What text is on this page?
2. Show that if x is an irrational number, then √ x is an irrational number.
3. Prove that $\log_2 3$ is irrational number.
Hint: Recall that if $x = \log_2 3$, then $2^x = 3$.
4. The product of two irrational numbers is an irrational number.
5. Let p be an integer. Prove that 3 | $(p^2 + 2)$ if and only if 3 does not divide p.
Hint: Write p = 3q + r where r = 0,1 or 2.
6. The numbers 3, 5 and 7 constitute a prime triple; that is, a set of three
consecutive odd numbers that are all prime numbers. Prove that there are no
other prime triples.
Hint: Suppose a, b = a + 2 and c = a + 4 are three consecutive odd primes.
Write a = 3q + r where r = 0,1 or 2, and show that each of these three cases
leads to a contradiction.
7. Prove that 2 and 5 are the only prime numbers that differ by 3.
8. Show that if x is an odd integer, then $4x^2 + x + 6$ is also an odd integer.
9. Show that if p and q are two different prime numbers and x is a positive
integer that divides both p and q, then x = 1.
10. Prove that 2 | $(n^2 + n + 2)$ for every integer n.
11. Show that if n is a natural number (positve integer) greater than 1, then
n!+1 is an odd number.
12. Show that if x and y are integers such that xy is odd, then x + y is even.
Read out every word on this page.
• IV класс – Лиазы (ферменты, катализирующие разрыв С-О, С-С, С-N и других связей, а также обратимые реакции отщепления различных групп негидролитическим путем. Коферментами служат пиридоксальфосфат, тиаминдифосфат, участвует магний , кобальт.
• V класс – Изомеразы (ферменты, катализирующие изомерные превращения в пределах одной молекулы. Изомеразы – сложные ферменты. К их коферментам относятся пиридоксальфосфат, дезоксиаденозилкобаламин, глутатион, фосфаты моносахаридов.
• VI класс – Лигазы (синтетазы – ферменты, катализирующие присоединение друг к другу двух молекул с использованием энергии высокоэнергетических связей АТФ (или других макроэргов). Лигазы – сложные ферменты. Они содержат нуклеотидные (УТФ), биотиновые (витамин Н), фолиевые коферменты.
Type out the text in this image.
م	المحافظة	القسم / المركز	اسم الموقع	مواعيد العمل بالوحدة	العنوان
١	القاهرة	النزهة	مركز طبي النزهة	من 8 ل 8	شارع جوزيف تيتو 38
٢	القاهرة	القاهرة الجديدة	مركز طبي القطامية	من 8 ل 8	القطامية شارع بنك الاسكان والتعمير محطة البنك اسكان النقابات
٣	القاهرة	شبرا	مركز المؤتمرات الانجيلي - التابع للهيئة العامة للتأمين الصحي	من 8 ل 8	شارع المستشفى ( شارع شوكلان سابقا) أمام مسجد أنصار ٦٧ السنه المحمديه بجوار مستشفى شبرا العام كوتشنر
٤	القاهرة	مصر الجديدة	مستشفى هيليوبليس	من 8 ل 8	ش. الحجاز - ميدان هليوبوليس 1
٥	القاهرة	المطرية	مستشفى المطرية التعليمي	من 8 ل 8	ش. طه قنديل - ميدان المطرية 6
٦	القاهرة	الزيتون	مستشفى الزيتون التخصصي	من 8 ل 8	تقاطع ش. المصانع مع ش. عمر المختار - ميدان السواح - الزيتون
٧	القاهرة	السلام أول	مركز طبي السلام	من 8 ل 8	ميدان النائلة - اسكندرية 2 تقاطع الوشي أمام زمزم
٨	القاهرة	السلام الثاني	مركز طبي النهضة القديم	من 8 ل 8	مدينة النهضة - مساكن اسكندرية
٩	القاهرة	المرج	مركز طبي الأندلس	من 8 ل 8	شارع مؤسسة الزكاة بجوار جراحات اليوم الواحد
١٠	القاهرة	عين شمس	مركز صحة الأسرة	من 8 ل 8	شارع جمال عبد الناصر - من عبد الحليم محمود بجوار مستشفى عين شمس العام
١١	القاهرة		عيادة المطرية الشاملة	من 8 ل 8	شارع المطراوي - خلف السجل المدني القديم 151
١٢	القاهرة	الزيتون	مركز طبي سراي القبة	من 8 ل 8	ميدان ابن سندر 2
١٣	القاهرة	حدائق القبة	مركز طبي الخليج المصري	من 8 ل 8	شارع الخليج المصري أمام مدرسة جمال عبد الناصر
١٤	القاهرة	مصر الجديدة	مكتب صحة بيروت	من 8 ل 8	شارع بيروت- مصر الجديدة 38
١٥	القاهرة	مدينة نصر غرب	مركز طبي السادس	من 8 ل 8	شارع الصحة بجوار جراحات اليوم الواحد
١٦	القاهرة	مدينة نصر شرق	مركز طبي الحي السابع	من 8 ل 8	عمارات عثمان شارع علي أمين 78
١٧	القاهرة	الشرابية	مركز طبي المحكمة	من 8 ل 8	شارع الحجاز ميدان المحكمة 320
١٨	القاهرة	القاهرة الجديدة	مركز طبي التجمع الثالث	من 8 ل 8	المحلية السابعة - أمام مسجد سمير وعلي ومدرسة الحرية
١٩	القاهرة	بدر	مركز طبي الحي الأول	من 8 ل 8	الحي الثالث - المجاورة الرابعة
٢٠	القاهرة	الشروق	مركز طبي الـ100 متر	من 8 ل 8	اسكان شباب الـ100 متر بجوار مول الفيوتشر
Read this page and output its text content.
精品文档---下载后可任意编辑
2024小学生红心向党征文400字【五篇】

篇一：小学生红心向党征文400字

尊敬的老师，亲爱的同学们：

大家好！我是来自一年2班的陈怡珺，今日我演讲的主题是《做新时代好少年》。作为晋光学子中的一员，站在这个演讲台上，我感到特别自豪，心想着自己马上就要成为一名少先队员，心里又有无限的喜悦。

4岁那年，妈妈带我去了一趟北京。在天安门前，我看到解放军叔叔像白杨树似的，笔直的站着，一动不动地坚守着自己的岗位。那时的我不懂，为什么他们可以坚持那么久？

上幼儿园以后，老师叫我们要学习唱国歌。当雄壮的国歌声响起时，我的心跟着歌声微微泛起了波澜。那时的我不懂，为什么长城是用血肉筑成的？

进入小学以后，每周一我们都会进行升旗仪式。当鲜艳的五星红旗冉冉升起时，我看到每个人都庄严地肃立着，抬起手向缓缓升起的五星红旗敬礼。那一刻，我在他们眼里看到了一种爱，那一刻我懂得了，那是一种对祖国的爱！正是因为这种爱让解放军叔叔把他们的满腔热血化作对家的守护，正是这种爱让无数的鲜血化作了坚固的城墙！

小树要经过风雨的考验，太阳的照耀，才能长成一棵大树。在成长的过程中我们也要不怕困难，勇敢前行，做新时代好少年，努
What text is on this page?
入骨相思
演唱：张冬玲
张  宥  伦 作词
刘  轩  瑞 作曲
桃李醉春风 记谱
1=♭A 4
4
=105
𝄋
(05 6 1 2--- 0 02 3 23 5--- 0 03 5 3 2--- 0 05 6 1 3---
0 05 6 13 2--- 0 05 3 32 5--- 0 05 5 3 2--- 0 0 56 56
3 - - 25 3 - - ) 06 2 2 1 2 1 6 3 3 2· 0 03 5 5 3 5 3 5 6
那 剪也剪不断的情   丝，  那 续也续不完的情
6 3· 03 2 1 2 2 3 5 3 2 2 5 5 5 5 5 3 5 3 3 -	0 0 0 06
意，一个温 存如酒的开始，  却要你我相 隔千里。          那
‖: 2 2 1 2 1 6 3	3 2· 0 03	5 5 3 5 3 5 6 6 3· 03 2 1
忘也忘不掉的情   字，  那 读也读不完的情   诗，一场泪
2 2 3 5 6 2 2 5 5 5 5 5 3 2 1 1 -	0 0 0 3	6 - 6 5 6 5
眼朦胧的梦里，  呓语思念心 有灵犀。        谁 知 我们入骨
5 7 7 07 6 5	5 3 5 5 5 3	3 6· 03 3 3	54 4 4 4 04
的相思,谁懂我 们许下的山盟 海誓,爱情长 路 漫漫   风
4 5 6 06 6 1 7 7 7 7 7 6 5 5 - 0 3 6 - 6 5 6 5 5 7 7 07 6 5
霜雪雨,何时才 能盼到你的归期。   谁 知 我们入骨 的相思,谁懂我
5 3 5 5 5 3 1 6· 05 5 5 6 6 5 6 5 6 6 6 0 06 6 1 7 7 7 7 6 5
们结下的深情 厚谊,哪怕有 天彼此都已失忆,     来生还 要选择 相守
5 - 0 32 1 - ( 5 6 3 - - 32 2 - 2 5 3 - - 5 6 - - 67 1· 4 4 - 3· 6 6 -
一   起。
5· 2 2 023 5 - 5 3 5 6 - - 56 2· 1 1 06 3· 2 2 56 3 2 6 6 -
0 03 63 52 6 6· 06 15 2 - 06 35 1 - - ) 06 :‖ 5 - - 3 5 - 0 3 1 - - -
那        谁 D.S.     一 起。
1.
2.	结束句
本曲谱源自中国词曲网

__Your instructions__
Give the count of lines in the data above that hold the string "السلام", with no additional words.

__Exercise output__
2